Job — Out of the lines below, please list those that hold the string "JSON".
[BEGIN Given entries]
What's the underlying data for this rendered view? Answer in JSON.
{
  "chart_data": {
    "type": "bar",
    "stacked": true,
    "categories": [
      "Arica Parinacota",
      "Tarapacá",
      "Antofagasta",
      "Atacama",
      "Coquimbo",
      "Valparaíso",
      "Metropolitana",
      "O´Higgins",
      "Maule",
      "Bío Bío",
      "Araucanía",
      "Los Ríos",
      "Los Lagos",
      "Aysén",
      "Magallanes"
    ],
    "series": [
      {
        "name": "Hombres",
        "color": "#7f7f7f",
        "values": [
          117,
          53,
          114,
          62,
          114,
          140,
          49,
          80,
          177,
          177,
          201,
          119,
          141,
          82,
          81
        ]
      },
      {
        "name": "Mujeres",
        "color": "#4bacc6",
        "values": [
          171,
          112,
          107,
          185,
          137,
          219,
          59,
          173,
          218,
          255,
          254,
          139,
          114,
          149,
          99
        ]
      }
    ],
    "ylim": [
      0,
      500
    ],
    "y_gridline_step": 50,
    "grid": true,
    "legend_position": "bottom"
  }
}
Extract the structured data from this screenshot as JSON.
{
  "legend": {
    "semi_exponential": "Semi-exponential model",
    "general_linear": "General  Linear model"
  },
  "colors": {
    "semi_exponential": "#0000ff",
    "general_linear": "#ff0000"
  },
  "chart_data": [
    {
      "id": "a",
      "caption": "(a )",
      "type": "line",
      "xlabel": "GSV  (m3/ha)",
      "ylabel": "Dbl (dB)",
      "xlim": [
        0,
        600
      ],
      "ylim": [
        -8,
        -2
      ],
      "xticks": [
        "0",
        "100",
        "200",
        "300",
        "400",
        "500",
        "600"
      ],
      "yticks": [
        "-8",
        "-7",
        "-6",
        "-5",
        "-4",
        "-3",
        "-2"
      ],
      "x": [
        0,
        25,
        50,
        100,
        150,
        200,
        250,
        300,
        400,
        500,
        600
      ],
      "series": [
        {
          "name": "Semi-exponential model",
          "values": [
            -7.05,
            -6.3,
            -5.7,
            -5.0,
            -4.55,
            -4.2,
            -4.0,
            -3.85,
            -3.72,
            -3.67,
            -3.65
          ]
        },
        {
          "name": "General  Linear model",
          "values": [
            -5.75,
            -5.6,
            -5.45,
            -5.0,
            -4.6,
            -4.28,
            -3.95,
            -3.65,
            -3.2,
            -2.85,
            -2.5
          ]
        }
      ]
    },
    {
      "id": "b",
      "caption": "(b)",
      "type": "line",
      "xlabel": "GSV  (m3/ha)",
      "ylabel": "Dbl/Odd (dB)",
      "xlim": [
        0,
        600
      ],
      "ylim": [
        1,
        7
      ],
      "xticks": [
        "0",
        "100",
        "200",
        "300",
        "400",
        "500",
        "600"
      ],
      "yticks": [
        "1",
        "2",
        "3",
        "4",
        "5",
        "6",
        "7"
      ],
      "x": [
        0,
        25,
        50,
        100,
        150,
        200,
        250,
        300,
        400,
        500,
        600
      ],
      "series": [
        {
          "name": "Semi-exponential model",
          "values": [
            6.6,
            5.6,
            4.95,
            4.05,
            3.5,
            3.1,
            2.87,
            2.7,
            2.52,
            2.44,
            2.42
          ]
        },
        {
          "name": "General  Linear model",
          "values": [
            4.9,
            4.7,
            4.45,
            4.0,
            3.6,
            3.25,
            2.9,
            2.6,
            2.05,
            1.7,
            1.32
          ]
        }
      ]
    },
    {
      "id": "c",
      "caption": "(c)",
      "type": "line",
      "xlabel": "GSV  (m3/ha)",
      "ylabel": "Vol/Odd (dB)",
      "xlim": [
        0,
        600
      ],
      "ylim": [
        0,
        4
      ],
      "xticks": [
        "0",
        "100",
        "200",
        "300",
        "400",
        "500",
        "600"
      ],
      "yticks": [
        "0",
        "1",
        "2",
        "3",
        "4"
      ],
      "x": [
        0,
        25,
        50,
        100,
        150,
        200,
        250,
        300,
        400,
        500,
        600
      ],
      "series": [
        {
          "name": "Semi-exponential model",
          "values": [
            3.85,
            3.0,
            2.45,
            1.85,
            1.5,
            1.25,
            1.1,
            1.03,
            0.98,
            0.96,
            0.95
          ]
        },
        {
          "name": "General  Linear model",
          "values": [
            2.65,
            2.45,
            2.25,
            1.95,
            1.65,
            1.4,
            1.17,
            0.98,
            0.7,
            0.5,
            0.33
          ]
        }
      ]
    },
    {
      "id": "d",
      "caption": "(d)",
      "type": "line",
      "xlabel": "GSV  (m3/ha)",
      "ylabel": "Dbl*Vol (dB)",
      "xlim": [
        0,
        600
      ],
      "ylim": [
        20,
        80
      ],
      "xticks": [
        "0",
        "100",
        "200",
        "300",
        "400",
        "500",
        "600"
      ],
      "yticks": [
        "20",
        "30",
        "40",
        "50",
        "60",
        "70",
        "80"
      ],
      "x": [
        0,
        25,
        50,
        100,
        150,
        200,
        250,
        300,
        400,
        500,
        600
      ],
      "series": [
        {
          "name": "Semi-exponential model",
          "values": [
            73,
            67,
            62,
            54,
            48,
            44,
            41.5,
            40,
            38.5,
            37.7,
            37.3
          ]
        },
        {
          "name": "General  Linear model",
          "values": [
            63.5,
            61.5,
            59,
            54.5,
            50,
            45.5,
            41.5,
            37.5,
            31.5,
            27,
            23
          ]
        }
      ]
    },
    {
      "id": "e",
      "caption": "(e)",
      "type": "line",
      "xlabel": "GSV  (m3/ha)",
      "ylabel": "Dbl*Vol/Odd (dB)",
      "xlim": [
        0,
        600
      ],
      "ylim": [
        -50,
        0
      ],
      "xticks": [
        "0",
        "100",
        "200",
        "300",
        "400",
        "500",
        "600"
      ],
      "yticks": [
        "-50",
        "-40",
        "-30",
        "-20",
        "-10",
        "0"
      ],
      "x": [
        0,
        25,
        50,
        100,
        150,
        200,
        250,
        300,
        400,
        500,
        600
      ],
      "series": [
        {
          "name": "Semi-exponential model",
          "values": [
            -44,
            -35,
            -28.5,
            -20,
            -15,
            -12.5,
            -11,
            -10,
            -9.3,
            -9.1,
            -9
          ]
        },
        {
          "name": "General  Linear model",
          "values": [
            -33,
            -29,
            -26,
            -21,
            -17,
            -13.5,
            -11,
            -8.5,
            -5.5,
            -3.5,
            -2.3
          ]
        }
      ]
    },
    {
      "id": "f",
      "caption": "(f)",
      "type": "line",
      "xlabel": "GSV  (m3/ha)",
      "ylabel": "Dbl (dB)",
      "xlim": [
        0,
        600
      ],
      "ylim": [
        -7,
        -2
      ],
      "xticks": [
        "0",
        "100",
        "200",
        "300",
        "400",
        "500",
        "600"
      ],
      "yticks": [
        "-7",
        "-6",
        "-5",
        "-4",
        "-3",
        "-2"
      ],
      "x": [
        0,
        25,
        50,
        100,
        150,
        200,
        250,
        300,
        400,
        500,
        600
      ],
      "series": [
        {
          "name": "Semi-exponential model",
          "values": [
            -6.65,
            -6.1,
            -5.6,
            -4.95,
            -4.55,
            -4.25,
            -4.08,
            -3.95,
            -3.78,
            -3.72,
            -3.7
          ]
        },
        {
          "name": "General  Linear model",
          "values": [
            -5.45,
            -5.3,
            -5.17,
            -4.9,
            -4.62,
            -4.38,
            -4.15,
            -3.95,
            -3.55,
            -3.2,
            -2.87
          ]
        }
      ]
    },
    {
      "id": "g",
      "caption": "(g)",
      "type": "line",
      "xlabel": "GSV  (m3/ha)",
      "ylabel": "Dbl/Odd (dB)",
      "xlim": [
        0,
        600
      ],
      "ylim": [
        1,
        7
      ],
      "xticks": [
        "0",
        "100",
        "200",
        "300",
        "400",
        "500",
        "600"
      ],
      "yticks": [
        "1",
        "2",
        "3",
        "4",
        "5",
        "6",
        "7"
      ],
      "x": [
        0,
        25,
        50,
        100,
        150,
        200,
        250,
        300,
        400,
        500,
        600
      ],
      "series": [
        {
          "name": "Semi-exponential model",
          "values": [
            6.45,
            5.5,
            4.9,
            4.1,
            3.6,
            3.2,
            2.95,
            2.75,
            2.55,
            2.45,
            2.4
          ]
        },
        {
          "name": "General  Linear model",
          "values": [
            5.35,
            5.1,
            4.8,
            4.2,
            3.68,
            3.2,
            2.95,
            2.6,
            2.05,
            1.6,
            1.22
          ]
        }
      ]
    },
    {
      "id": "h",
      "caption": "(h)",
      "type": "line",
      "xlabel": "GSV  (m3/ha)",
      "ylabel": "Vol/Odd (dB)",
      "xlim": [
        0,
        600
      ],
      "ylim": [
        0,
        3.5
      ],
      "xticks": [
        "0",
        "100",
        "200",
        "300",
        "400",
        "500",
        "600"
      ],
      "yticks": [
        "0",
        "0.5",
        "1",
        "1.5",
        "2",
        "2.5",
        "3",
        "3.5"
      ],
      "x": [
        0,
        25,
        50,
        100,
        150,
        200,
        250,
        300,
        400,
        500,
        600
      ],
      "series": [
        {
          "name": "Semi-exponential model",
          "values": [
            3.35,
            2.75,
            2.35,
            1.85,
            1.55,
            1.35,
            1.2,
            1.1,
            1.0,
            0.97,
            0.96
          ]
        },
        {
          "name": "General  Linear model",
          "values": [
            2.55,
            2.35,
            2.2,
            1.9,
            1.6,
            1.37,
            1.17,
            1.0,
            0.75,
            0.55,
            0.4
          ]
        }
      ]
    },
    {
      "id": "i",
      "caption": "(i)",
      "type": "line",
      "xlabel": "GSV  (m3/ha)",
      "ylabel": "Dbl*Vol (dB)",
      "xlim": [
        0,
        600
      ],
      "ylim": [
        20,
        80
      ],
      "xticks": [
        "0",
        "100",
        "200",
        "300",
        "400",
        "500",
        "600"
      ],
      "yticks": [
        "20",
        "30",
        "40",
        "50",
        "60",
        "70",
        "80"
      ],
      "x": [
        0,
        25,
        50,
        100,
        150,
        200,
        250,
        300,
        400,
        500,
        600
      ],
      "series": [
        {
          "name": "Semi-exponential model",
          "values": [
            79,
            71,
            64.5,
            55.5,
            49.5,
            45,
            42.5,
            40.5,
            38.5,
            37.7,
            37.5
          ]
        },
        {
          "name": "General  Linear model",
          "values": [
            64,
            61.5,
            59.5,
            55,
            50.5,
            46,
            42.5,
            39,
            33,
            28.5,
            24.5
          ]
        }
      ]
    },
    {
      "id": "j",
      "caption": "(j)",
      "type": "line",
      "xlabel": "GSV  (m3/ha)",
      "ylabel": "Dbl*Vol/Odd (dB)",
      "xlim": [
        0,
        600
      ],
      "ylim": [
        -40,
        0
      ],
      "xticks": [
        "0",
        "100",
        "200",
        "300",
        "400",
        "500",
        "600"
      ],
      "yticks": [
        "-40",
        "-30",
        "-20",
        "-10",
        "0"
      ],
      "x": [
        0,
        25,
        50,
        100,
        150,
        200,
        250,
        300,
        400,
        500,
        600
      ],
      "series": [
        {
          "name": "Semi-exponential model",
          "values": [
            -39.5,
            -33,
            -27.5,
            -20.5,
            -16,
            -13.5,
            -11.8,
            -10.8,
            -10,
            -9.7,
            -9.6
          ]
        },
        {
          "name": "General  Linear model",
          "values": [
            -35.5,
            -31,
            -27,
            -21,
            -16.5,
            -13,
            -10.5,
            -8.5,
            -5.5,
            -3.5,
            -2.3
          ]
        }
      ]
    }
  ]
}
[END Given entries]
Correct result —
What's the underlying data for this rendered view? Answer in JSON.
Extract the structured data from this screenshot as JSON.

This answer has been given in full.